→ **Work required**
Count how many lines in the material below hold the word "contrat"; the reply is that number alone.

[Dataset items]
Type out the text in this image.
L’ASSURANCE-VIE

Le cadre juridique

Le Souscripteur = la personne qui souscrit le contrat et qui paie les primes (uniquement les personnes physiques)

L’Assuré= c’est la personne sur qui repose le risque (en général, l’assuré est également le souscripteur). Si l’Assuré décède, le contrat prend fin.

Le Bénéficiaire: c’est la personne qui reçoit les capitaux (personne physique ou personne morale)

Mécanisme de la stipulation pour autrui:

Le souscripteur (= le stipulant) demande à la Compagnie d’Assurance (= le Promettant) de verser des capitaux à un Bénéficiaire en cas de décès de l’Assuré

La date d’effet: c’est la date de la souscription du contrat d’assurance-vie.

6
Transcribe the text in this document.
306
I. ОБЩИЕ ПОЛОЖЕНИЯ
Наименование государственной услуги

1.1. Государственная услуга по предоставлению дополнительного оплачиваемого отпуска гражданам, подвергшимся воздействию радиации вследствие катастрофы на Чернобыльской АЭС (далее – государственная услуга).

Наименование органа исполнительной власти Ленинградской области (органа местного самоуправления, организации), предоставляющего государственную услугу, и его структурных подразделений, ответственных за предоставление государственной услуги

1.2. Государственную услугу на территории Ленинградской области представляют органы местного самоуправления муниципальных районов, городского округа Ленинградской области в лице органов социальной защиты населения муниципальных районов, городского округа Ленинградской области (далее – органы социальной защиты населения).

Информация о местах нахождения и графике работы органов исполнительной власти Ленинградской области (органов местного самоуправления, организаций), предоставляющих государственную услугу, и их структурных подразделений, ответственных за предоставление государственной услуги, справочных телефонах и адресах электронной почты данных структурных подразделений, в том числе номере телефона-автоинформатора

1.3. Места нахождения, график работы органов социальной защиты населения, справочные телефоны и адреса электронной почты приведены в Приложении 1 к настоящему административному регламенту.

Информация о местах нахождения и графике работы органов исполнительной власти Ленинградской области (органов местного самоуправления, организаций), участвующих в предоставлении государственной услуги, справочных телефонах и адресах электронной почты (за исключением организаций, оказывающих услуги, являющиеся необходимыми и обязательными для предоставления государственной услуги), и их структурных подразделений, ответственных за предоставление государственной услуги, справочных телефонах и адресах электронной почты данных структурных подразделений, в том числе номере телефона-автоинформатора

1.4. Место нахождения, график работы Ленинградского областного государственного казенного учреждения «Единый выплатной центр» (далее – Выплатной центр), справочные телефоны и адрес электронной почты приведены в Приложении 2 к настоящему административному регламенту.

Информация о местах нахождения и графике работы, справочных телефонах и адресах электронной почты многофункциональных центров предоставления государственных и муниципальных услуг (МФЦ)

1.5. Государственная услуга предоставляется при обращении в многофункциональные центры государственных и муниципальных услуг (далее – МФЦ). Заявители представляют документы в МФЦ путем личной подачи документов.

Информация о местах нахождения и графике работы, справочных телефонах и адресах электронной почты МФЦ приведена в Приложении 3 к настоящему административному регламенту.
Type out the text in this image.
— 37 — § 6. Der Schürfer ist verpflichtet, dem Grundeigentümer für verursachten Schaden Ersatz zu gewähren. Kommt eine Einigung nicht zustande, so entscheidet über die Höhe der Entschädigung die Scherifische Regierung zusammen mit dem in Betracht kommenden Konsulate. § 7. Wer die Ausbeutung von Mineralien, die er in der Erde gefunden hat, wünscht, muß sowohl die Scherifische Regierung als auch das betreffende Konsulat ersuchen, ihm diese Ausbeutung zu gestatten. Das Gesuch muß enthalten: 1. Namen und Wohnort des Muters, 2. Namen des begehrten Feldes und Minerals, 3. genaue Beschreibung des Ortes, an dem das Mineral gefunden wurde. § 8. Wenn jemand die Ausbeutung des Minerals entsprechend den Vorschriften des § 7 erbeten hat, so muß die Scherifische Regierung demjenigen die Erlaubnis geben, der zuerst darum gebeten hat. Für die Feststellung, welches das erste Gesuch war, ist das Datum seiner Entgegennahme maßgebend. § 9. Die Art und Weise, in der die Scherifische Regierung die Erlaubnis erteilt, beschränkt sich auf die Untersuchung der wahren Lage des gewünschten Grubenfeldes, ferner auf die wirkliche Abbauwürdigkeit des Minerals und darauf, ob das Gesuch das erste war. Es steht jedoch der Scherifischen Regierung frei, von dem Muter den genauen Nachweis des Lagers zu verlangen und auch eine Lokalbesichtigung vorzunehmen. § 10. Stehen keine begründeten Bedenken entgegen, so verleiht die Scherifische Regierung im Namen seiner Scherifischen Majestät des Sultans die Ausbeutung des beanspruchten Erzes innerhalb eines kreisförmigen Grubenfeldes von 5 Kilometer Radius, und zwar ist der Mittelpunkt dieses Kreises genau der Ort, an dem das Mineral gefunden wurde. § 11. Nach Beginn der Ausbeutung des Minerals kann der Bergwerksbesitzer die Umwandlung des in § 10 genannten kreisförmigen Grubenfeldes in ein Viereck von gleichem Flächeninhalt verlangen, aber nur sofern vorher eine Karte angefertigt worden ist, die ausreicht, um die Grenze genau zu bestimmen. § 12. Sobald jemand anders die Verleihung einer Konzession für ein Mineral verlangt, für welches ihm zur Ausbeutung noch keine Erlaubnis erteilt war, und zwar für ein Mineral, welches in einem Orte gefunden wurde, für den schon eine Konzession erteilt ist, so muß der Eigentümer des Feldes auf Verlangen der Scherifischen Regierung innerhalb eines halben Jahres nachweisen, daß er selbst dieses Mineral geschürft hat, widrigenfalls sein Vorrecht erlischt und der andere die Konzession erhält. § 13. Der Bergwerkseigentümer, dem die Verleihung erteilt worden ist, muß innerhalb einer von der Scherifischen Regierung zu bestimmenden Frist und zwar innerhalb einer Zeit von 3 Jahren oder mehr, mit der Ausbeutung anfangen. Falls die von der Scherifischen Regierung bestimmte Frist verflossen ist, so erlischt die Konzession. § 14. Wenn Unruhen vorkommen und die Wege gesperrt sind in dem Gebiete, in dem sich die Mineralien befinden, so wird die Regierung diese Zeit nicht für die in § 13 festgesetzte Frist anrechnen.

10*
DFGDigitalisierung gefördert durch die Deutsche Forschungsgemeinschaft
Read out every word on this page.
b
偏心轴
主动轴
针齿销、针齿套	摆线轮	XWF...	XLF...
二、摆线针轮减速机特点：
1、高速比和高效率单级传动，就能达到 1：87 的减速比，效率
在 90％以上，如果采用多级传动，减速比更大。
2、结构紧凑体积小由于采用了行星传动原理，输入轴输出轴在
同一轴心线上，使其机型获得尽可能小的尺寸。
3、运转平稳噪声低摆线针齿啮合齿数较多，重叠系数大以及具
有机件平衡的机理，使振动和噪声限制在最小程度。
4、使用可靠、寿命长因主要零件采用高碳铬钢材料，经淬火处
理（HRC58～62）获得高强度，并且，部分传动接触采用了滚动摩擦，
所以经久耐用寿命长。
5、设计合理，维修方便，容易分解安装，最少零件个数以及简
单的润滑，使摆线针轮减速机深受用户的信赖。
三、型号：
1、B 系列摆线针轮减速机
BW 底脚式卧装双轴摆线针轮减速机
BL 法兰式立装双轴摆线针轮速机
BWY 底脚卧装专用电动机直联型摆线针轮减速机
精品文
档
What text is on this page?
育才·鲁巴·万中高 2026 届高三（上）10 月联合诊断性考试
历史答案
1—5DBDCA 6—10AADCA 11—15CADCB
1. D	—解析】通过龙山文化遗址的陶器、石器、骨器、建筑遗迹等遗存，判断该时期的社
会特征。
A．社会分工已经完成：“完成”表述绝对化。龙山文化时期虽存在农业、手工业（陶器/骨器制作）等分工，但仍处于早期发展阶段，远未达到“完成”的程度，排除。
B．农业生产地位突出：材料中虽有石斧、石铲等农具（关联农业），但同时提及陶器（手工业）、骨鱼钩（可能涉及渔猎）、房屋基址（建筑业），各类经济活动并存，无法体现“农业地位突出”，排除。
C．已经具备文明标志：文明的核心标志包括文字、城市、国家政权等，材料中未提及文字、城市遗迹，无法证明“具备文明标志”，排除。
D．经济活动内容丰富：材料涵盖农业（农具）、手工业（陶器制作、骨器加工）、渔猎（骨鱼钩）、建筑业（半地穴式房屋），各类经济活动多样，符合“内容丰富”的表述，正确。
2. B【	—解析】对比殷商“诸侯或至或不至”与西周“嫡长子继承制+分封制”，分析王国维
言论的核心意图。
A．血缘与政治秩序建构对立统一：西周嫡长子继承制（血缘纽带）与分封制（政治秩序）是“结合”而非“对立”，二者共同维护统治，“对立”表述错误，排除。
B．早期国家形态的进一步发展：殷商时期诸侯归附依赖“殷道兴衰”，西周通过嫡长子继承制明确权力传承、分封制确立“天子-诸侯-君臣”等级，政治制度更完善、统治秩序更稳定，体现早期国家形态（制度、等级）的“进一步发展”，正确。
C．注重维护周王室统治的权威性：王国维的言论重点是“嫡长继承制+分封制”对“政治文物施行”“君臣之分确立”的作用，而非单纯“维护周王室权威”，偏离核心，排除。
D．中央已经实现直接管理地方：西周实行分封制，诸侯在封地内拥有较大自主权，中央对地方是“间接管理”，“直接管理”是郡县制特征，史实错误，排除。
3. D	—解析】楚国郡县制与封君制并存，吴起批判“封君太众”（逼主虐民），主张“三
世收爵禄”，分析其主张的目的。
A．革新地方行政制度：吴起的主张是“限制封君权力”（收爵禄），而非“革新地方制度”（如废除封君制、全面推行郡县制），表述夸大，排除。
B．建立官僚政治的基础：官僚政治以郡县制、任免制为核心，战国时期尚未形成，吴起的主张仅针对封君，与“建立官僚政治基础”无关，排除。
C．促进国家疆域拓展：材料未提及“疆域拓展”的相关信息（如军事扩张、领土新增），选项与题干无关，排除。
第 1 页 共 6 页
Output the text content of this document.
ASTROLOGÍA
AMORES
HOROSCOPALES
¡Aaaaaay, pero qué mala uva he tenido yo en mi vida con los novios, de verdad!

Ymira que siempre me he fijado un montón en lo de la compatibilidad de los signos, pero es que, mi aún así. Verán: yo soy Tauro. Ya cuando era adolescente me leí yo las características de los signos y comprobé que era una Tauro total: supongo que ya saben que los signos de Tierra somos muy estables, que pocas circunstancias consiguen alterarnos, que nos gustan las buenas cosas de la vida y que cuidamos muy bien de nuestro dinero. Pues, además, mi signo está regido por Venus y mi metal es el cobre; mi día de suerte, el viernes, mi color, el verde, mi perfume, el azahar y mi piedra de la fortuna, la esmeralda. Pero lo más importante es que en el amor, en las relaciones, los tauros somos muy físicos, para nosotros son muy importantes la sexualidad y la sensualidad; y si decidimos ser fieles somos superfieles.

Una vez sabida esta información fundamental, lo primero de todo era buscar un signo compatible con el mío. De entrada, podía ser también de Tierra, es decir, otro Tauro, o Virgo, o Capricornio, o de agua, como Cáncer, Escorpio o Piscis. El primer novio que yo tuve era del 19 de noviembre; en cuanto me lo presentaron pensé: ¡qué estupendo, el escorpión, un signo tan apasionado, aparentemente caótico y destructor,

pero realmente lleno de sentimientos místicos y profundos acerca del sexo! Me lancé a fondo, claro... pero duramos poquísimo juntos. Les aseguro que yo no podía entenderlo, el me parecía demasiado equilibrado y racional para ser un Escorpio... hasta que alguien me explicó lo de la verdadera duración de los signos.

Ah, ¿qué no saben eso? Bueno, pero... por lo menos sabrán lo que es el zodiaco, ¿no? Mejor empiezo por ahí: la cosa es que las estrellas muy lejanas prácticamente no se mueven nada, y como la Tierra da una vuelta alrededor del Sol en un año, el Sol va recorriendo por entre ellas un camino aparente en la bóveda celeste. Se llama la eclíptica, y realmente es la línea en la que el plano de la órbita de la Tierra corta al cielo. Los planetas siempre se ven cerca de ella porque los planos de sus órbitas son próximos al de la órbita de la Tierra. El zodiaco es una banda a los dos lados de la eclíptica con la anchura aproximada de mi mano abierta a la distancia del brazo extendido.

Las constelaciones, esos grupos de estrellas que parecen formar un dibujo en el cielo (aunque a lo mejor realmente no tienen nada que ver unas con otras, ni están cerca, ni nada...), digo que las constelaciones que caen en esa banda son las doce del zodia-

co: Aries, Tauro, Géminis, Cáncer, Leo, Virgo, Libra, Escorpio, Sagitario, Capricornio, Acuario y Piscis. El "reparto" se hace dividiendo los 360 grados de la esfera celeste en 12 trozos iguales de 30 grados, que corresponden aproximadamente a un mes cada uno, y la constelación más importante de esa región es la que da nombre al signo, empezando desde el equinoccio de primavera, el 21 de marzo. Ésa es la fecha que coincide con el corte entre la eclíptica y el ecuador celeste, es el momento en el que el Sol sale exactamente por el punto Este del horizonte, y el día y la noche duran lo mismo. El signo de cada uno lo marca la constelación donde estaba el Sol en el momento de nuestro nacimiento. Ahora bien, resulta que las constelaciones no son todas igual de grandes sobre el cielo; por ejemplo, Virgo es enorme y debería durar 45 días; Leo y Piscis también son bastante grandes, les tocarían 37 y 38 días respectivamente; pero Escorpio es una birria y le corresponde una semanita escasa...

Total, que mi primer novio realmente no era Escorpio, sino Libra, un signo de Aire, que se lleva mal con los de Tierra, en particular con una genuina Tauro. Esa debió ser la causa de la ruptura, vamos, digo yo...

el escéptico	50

→ **Written response**
3